◆ **REQUIRED ACTION**: Repeat each record exactly, skipping the pictures.

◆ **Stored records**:
------------------------------
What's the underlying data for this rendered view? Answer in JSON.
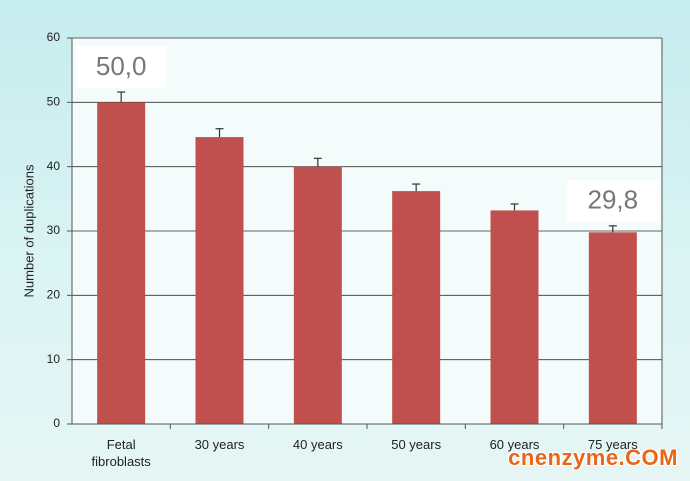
{
  "chart_data": {
    "type": "bar",
    "categories": [
      "Fetal fibroblasts",
      "30 years",
      "40 years",
      "50 years",
      "60 years",
      "75 years"
    ],
    "values": [
      50.0,
      44.6,
      40.0,
      36.2,
      33.2,
      29.8
    ],
    "errors": [
      1.6,
      1.3,
      1.3,
      1.1,
      1.0,
      1.0
    ],
    "value_labels": [
      "50,0",
      null,
      null,
      null,
      null,
      "29,8"
    ],
    "color": "#c0504d",
    "y_label": "Number of duplications",
    "ylim": [
      0,
      60
    ],
    "yticks": [
      0,
      10,
      20,
      30,
      40,
      50,
      60
    ],
    "grid": true
  },
  "watermark": "cnenzyme.COM"
}
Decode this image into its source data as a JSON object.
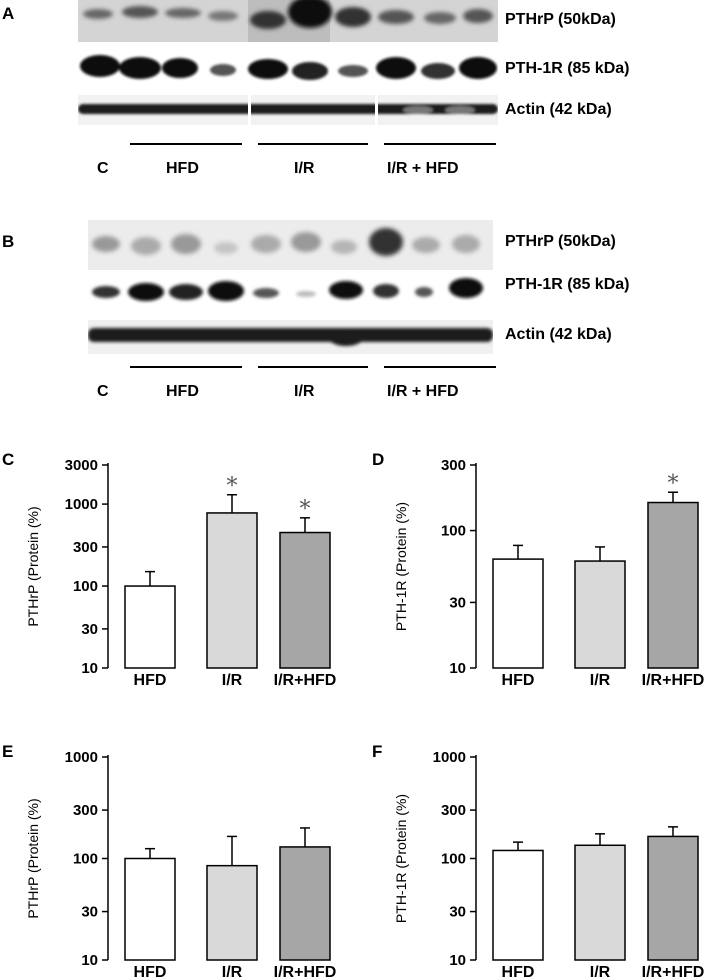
------------------------------
◆ **OUTPUT OF THE TASK**:
What's the underlying data for this rendered view? Answer in JSON.
{
  "chart_data": {
    "type": "bar",
    "categories": [
      "Fetal fibroblasts",
      "30 years",
      "40 years",
      "50 years",
      "60 years",
      "75 years"
    ],
    "values": [
      50.0,
      44.6,
      40.0,
      36.2,
      33.2,
      29.8
    ],
    "errors": [
      1.6,
      1.3,
      1.3,
      1.1,
      1.0,
      1.0
    ],
    "value_labels": [
      "50,0",
      null,
      null,
      null,
      null,
      "29,8"
    ],
    "color": "#c0504d",
    "y_label": "Number of duplications",
    "ylim": [
      0,
      60
    ],
    "yticks": [
      0,
      10,
      20,
      30,
      40,
      50,
      60
    ],
    "grid": true
  },
  "watermark": "cnenzyme.COM"
}
Decode this image into its source data as a JSON object.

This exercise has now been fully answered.